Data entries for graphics
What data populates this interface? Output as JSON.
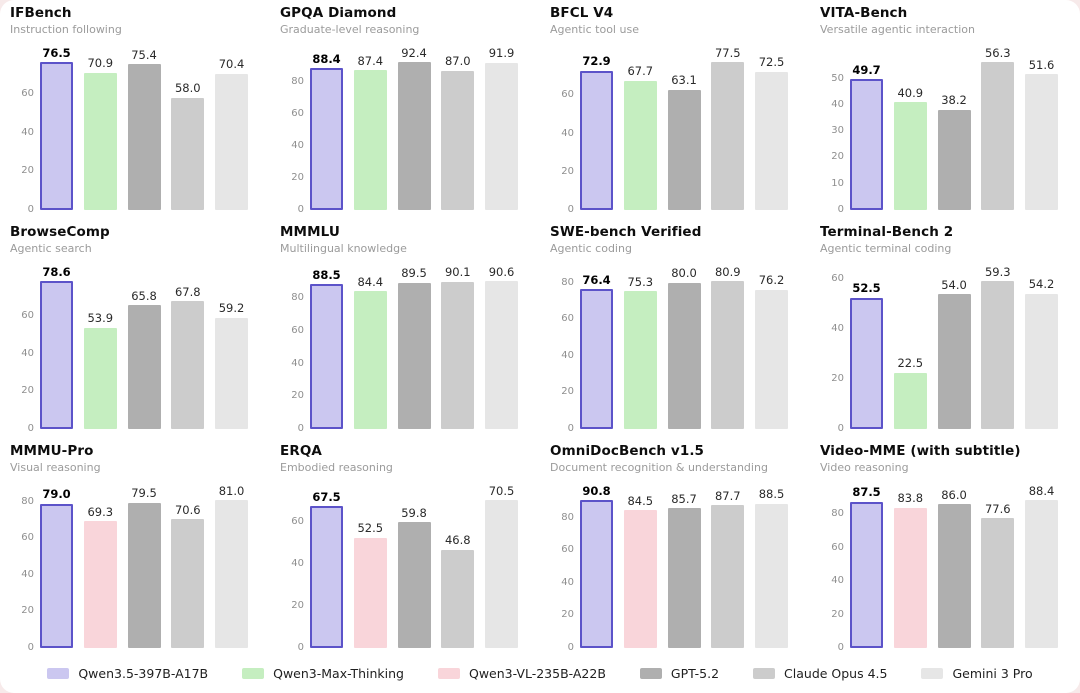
{
  "page": {
    "background": "#f7eaea",
    "card_background": "#ffffff"
  },
  "legend": {
    "models": [
      {
        "key": "qwen35",
        "label": "Qwen3.5-397B-A17B",
        "fill": "#cbc7f0",
        "border": "#5c53c9"
      },
      {
        "key": "qwenmax",
        "label": "Qwen3-Max-Thinking",
        "fill": "#c5eec0"
      },
      {
        "key": "qwenvl",
        "label": "Qwen3-VL-235B-A22B",
        "fill": "#f9d5da"
      },
      {
        "key": "gpt52",
        "label": "GPT-5.2",
        "fill": "#afafaf"
      },
      {
        "key": "claude",
        "label": "Claude Opus 4.5",
        "fill": "#cccccc"
      },
      {
        "key": "gemini",
        "label": "Gemini 3 Pro",
        "fill": "#e6e6e6"
      }
    ]
  },
  "chart_data": [
    {
      "type": "bar",
      "title": "IFBench",
      "subtitle": "Instruction following",
      "model_keys": [
        "qwen35",
        "qwenmax",
        "gpt52",
        "claude",
        "gemini"
      ],
      "values": [
        76.5,
        70.9,
        75.4,
        58.0,
        70.4
      ],
      "yticks": [
        0,
        20,
        40,
        60
      ],
      "ylim": [
        0,
        76.5
      ]
    },
    {
      "type": "bar",
      "title": "GPQA Diamond",
      "subtitle": "Graduate-level reasoning",
      "model_keys": [
        "qwen35",
        "qwenmax",
        "gpt52",
        "claude",
        "gemini"
      ],
      "values": [
        88.4,
        87.4,
        92.4,
        87.0,
        91.9
      ],
      "yticks": [
        0,
        20,
        40,
        60,
        80
      ],
      "ylim": [
        0,
        92.4
      ]
    },
    {
      "type": "bar",
      "title": "BFCL V4",
      "subtitle": "Agentic tool use",
      "model_keys": [
        "qwen35",
        "qwenmax",
        "gpt52",
        "claude",
        "gemini"
      ],
      "values": [
        72.9,
        67.7,
        63.1,
        77.5,
        72.5
      ],
      "yticks": [
        0,
        20,
        40,
        60
      ],
      "ylim": [
        0,
        77.5
      ]
    },
    {
      "type": "bar",
      "title": "VITA-Bench",
      "subtitle": "Versatile agentic interaction",
      "model_keys": [
        "qwen35",
        "qwenmax",
        "gpt52",
        "claude",
        "gemini"
      ],
      "values": [
        49.7,
        40.9,
        38.2,
        56.3,
        51.6
      ],
      "yticks": [
        0,
        10,
        20,
        30,
        40,
        50
      ],
      "ylim": [
        0,
        56.3
      ]
    },
    {
      "type": "bar",
      "title": "BrowseComp",
      "subtitle": "Agentic search",
      "model_keys": [
        "qwen35",
        "qwenmax",
        "gpt52",
        "claude",
        "gemini"
      ],
      "values": [
        78.6,
        53.9,
        65.8,
        67.8,
        59.2
      ],
      "yticks": [
        0,
        20,
        40,
        60
      ],
      "ylim": [
        0,
        78.6
      ]
    },
    {
      "type": "bar",
      "title": "MMMLU",
      "subtitle": "Multilingual knowledge",
      "model_keys": [
        "qwen35",
        "qwenmax",
        "gpt52",
        "claude",
        "gemini"
      ],
      "values": [
        88.5,
        84.4,
        89.5,
        90.1,
        90.6
      ],
      "yticks": [
        0,
        20,
        40,
        60,
        80
      ],
      "ylim": [
        0,
        90.6
      ]
    },
    {
      "type": "bar",
      "title": "SWE-bench Verified",
      "subtitle": "Agentic coding",
      "model_keys": [
        "qwen35",
        "qwenmax",
        "gpt52",
        "claude",
        "gemini"
      ],
      "values": [
        76.4,
        75.3,
        80.0,
        80.9,
        76.2
      ],
      "yticks": [
        0,
        20,
        40,
        60,
        80
      ],
      "ylim": [
        0,
        80.9
      ]
    },
    {
      "type": "bar",
      "title": "Terminal-Bench 2",
      "subtitle": "Agentic terminal coding",
      "model_keys": [
        "qwen35",
        "qwenmax",
        "gpt52",
        "claude",
        "gemini"
      ],
      "values": [
        52.5,
        22.5,
        54.0,
        59.3,
        54.2
      ],
      "yticks": [
        0,
        20,
        40,
        60
      ],
      "ylim": [
        0,
        59.3
      ]
    },
    {
      "type": "bar",
      "title": "MMMU-Pro",
      "subtitle": "Visual reasoning",
      "model_keys": [
        "qwen35",
        "qwenvl",
        "gpt52",
        "claude",
        "gemini"
      ],
      "values": [
        79.0,
        69.3,
        79.5,
        70.6,
        81.0
      ],
      "yticks": [
        0,
        20,
        40,
        60,
        80
      ],
      "ylim": [
        0,
        81.0
      ]
    },
    {
      "type": "bar",
      "title": "ERQA",
      "subtitle": "Embodied reasoning",
      "model_keys": [
        "qwen35",
        "qwenvl",
        "gpt52",
        "claude",
        "gemini"
      ],
      "values": [
        67.5,
        52.5,
        59.8,
        46.8,
        70.5
      ],
      "yticks": [
        0,
        20,
        40,
        60
      ],
      "ylim": [
        0,
        70.5
      ]
    },
    {
      "type": "bar",
      "title": "OmniDocBench v1.5",
      "subtitle": "Document recognition & understanding",
      "model_keys": [
        "qwen35",
        "qwenvl",
        "gpt52",
        "claude",
        "gemini"
      ],
      "values": [
        90.8,
        84.5,
        85.7,
        87.7,
        88.5
      ],
      "yticks": [
        0,
        20,
        40,
        60,
        80
      ],
      "ylim": [
        0,
        90.8
      ]
    },
    {
      "type": "bar",
      "title": "Video-MME (with subtitle)",
      "subtitle": "Video reasoning",
      "model_keys": [
        "qwen35",
        "qwenvl",
        "gpt52",
        "claude",
        "gemini"
      ],
      "values": [
        87.5,
        83.8,
        86.0,
        77.6,
        88.4
      ],
      "yticks": [
        0,
        20,
        40,
        60,
        80
      ],
      "ylim": [
        0,
        88.4
      ]
    }
  ]
}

*Job*: Every entry above needs to be retyped exactly; drop the pictures.

*Result of the exercise*:
What data populates this interface? Output as JSON.
{
  "page": {
    "background": "#f7eaea",
    "card_background": "#ffffff"
  },
  "legend": {
    "models": [
      {
        "key": "qwen35",
        "label": "Qwen3.5-397B-A17B",
        "fill": "#cbc7f0",
        "border": "#5c53c9"
      },
      {
        "key": "qwenmax",
        "label": "Qwen3-Max-Thinking",
        "fill": "#c5eec0"
      },
      {
        "key": "qwenvl",
        "label": "Qwen3-VL-235B-A22B",
        "fill": "#f9d5da"
      },
      {
        "key": "gpt52",
        "label": "GPT-5.2",
        "fill": "#afafaf"
      },
      {
        "key": "claude",
        "label": "Claude Opus 4.5",
        "fill": "#cccccc"
      },
      {
        "key": "gemini",
        "label": "Gemini 3 Pro",
        "fill": "#e6e6e6"
      }
    ]
  },
  "chart_data": [
    {
      "type": "bar",
      "title": "IFBench",
      "subtitle": "Instruction following",
      "model_keys": [
        "qwen35",
        "qwenmax",
        "gpt52",
        "claude",
        "gemini"
      ],
      "values": [
        76.5,
        70.9,
        75.4,
        58.0,
        70.4
      ],
      "yticks": [
        0,
        20,
        40,
        60
      ],
      "ylim": [
        0,
        76.5
      ]
    },
    {
      "type": "bar",
      "title": "GPQA Diamond",
      "subtitle": "Graduate-level reasoning",
      "model_keys": [
        "qwen35",
        "qwenmax",
        "gpt52",
        "claude",
        "gemini"
      ],
      "values": [
        88.4,
        87.4,
        92.4,
        87.0,
        91.9
      ],
      "yticks": [
        0,
        20,
        40,
        60,
        80
      ],
      "ylim": [
        0,
        92.4
      ]
    },
    {
      "type": "bar",
      "title": "BFCL V4",
      "subtitle": "Agentic tool use",
      "model_keys": [
        "qwen35",
        "qwenmax",
        "gpt52",
        "claude",
        "gemini"
      ],
      "values": [
        72.9,
        67.7,
        63.1,
        77.5,
        72.5
      ],
      "yticks": [
        0,
        20,
        40,
        60
      ],
      "ylim": [
        0,
        77.5
      ]
    },
    {
      "type": "bar",
      "title": "VITA-Bench",
      "subtitle": "Versatile agentic interaction",
      "model_keys": [
        "qwen35",
        "qwenmax",
        "gpt52",
        "claude",
        "gemini"
      ],
      "values": [
        49.7,
        40.9,
        38.2,
        56.3,
        51.6
      ],
      "yticks": [
        0,
        10,
        20,
        30,
        40,
        50
      ],
      "ylim": [
        0,
        56.3
      ]
    },
    {
      "type": "bar",
      "title": "BrowseComp",
      "subtitle": "Agentic search",
      "model_keys": [
        "qwen35",
        "qwenmax",
        "gpt52",
        "claude",
        "gemini"
      ],
      "values": [
        78.6,
        53.9,
        65.8,
        67.8,
        59.2
      ],
      "yticks": [
        0,
        20,
        40,
        60
      ],
      "ylim": [
        0,
        78.6
      ]
    },
    {
      "type": "bar",
      "title": "MMMLU",
      "subtitle": "Multilingual knowledge",
      "model_keys": [
        "qwen35",
        "qwenmax",
        "gpt52",
        "claude",
        "gemini"
      ],
      "values": [
        88.5,
        84.4,
        89.5,
        90.1,
        90.6
      ],
      "yticks": [
        0,
        20,
        40,
        60,
        80
      ],
      "ylim": [
        0,
        90.6
      ]
    },
    {
      "type": "bar",
      "title": "SWE-bench Verified",
      "subtitle": "Agentic coding",
      "model_keys": [
        "qwen35",
        "qwenmax",
        "gpt52",
        "claude",
        "gemini"
      ],
      "values": [
        76.4,
        75.3,
        80.0,
        80.9,
        76.2
      ],
      "yticks": [
        0,
        20,
        40,
        60,
        80
      ],
      "ylim": [
        0,
        80.9
      ]
    },
    {
      "type": "bar",
      "title": "Terminal-Bench 2",
      "subtitle": "Agentic terminal coding",
      "model_keys": [
        "qwen35",
        "qwenmax",
        "gpt52",
        "claude",
        "gemini"
      ],
      "values": [
        52.5,
        22.5,
        54.0,
        59.3,
        54.2
      ],
      "yticks": [
        0,
        20,
        40,
        60
      ],
      "ylim": [
        0,
        59.3
      ]
    },
    {
      "type": "bar",
      "title": "MMMU-Pro",
      "subtitle": "Visual reasoning",
      "model_keys": [
        "qwen35",
        "qwenvl",
        "gpt52",
        "claude",
        "gemini"
      ],
      "values": [
        79.0,
        69.3,
        79.5,
        70.6,
        81.0
      ],
      "yticks": [
        0,
        20,
        40,
        60,
        80
      ],
      "ylim": [
        0,
        81.0
      ]
    },
    {
      "type": "bar",
      "title": "ERQA",
      "subtitle": "Embodied reasoning",
      "model_keys": [
        "qwen35",
        "qwenvl",
        "gpt52",
        "claude",
        "gemini"
      ],
      "values": [
        67.5,
        52.5,
        59.8,
        46.8,
        70.5
      ],
      "yticks": [
        0,
        20,
        40,
        60
      ],
      "ylim": [
        0,
        70.5
      ]
    },
    {
      "type": "bar",
      "title": "OmniDocBench v1.5",
      "subtitle": "Document recognition & understanding",
      "model_keys": [
        "qwen35",
        "qwenvl",
        "gpt52",
        "claude",
        "gemini"
      ],
      "values": [
        90.8,
        84.5,
        85.7,
        87.7,
        88.5
      ],
      "yticks": [
        0,
        20,
        40,
        60,
        80
      ],
      "ylim": [
        0,
        90.8
      ]
    },
    {
      "type": "bar",
      "title": "Video-MME (with subtitle)",
      "subtitle": "Video reasoning",
      "model_keys": [
        "qwen35",
        "qwenvl",
        "gpt52",
        "claude",
        "gemini"
      ],
      "values": [
        87.5,
        83.8,
        86.0,
        77.6,
        88.4
      ],
      "yticks": [
        0,
        20,
        40,
        60,
        80
      ],
      "ylim": [
        0,
        88.4
      ]
    }
  ]
}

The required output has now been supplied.